São Paulo, domingo, 31 de maio de 1998

Texto Anterior | Próximo Texto | Índice

INFÂNCIA ROUBADA, UM ANO DEPOIS
Crianças do garimpo seguem trabalhando até receber bolsa

MARIO CESAR CARVALHO
enviado especial a Ariquemes (RO)

Se tudo der certo, é o começo do fim do mais degradante tipo de trabalho infantil catalogado no Brasil. Foi inaugurada ontem no garimpo do Bom Futuro (RO) uma escola para retirar 263 crianças de 7 a 14 anos do trabalho.
Em vez de chafurdarem na lama vermelha à procura de cassiterita, recebendo de R$ 100 a R$ 150, vão receber uma bolsa de R$ 50 por mês para frequentar a escola durante o dia todo.
A idéia é erradicar o trabalho infantil no garimpo com uma política de parcerias. O governo federal, por meio da Secretaria de Assistência Social, banca a bolsa.
A Prefeitura de Ariquemes, município onde fica o garimpo, a 360 km de Porto Velho, gastou R$ 58 mil com mão-de-obra para levantar a escola de seis salas para 150 alunos, com cozinha industrial e sala de professores com TV e antena parabólica.
E a Ebesa (Empresa Brasileira de Estanho S/A), que detém o direito de lavra do garimpo e se beneficiava com o trabalho das crianças, deu R$ 60 mil para a compra do material de construção.

● Instrução A: Cite literalmente o trecho da reportagem sobre o trabalho infantil no garimpo situado entre "A idéia é erradicar" e "e antena parabólica.", inclusive.
● Instrução B: Imprima, sem nenhuma alteração, as linhas de anotação de coordenadas desde a primeira até a que contém "list-item [289, 473, 1351, 529]", inclusive.
O texto acima e as linhas de anotação são materiais independentes entre si.

Registros de anotação de coordenadas:

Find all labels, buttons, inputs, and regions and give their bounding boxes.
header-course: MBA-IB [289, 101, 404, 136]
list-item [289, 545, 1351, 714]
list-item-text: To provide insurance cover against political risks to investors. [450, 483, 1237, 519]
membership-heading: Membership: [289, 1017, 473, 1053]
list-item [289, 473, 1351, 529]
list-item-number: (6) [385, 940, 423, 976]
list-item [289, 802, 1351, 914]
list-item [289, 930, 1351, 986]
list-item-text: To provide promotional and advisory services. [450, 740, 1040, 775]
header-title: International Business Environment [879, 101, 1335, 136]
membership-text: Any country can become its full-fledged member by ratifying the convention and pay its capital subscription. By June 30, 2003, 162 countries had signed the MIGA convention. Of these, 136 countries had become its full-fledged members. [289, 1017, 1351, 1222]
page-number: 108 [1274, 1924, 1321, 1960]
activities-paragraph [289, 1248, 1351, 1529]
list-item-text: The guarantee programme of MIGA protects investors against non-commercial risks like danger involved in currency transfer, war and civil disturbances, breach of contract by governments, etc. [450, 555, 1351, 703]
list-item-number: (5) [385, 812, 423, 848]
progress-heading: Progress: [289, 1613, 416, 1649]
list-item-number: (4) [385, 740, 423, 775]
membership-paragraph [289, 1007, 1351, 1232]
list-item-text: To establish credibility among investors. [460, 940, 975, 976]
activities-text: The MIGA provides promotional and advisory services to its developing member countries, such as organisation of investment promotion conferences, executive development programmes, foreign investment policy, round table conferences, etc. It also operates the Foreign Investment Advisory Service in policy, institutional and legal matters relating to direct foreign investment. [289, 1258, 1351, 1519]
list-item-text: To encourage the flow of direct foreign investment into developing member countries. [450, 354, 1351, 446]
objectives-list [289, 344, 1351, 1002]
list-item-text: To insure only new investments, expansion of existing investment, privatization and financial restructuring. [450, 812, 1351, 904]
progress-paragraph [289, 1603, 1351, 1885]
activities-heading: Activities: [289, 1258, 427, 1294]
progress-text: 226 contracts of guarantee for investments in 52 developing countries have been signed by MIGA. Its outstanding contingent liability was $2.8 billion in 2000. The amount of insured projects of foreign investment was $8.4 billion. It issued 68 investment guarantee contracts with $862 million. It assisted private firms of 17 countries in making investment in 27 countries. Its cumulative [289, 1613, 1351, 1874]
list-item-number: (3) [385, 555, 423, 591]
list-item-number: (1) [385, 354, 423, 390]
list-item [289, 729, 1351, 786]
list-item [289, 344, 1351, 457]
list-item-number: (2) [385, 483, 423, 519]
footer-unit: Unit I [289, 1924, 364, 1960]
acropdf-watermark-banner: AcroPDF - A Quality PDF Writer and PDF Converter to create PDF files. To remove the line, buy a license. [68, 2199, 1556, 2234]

● Resposta completa A:
A idéia é erradicar o trabalho infantil no garimpo com uma política de parcerias. O governo federal, por meio da Secretaria de Assistência Social, banca a bolsa.
A Prefeitura de Ariquemes, município onde fica o garimpo, a 360 km de Porto Velho, gastou R$ 58 mil com mão-de-obra para levantar a escola de seis salas para 150 alunos, com cozinha industrial e sala de professores com TV e antena parabólica.

● Resposta completa B:
Find all labels, buttons, inputs, and regions and give their bounding boxes.
header-course: MBA-IB [289, 101, 404, 136]
list-item [289, 545, 1351, 714]
list-item-text: To provide insurance cover against political risks to investors. [450, 483, 1237, 519]
membership-heading: Membership: [289, 1017, 473, 1053]
list-item [289, 473, 1351, 529]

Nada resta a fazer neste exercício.